# Start of Provided data
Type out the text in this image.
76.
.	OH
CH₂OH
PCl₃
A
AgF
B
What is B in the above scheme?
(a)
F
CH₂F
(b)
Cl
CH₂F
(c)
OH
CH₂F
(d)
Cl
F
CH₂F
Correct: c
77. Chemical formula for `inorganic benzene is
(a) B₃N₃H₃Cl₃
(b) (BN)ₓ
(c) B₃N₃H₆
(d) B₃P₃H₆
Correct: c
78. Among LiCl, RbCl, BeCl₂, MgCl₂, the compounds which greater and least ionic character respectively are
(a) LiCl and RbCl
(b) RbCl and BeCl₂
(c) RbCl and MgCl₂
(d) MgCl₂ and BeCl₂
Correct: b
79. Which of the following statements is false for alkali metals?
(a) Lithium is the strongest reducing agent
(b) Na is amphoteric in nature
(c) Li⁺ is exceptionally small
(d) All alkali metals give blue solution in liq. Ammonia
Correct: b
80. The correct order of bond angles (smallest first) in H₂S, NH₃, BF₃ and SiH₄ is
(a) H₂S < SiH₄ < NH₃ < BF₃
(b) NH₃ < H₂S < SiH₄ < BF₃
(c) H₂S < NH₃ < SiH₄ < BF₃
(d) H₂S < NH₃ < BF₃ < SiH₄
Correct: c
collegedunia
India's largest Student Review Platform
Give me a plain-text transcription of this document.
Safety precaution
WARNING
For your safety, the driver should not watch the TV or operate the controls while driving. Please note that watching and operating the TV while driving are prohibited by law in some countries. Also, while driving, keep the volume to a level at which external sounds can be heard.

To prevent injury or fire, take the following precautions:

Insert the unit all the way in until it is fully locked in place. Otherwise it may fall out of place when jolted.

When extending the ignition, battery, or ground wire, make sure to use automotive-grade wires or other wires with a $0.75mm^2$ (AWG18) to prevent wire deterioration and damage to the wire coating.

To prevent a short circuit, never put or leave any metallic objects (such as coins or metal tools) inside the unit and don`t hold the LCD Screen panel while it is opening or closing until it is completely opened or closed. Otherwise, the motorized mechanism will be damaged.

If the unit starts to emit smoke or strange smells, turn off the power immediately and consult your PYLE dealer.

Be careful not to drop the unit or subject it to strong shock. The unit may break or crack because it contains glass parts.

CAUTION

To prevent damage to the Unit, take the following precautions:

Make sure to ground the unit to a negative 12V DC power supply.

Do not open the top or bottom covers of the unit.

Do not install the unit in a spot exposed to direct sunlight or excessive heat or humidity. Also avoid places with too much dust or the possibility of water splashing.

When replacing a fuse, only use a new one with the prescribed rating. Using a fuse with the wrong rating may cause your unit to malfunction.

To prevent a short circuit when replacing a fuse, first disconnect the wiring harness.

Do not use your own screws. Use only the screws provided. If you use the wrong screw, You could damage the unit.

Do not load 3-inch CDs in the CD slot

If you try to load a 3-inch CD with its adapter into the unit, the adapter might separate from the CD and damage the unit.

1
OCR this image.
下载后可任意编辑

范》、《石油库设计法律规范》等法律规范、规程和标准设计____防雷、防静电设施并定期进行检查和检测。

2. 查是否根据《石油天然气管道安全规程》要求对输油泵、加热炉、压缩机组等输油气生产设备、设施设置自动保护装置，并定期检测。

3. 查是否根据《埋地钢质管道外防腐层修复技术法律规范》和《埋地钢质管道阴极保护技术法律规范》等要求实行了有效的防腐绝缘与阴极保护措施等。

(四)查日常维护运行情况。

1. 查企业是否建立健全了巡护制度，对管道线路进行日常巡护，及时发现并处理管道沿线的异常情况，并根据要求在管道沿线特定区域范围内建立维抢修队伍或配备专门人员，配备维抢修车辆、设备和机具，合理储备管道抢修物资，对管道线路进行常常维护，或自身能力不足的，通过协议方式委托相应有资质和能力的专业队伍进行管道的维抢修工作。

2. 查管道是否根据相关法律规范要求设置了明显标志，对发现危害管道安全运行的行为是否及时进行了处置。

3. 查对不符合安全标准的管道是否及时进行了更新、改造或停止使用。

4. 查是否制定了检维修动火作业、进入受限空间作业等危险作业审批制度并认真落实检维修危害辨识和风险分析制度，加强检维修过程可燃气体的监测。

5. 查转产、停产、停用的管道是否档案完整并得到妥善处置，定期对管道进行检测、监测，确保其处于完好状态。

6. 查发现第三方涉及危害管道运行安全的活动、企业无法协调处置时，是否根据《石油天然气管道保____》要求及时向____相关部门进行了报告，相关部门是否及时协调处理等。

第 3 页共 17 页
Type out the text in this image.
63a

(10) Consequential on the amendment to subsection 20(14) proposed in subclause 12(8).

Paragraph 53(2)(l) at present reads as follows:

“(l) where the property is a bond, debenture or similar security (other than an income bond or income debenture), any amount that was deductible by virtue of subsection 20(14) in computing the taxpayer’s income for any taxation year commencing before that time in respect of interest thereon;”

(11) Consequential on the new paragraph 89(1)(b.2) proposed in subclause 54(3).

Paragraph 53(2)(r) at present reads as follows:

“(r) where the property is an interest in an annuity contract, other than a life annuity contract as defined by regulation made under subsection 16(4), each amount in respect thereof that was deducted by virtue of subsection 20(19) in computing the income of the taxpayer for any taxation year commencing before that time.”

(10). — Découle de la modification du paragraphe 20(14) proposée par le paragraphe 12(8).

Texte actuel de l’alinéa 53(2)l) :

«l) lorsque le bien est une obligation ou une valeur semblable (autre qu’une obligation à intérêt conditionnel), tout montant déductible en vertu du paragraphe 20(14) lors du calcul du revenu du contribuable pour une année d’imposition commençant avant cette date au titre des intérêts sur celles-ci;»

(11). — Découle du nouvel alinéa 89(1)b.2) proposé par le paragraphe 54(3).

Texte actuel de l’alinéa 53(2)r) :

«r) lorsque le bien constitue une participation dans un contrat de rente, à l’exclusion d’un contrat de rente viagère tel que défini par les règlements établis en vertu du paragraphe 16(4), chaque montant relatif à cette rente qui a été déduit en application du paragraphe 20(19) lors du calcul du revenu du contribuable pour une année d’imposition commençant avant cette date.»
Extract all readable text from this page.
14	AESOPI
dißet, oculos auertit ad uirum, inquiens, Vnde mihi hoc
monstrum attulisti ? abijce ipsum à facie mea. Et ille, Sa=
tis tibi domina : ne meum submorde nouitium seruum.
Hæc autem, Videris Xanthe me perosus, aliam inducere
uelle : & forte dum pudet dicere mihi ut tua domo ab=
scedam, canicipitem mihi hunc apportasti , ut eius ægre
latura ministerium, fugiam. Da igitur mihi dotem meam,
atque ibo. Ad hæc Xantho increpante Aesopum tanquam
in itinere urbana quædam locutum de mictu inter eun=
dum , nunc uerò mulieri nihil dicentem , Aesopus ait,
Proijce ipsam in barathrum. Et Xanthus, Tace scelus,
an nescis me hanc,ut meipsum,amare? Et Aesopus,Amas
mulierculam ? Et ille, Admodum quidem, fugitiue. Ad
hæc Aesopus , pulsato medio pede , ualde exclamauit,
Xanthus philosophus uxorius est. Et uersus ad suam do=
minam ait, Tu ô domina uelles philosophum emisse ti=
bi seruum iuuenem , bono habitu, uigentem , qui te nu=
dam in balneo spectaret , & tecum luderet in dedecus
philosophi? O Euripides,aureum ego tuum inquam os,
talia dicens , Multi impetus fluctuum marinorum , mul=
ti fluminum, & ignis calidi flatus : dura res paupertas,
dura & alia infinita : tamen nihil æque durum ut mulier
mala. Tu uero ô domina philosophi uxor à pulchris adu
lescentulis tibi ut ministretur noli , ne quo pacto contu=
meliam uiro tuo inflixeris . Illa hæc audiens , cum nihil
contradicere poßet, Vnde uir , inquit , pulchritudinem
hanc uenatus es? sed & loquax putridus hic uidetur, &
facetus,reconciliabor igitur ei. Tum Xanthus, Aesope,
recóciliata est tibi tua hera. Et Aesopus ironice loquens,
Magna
# End of Provided data
Your answer should be a single number: how many lines in the data above include "SiH₄"?

5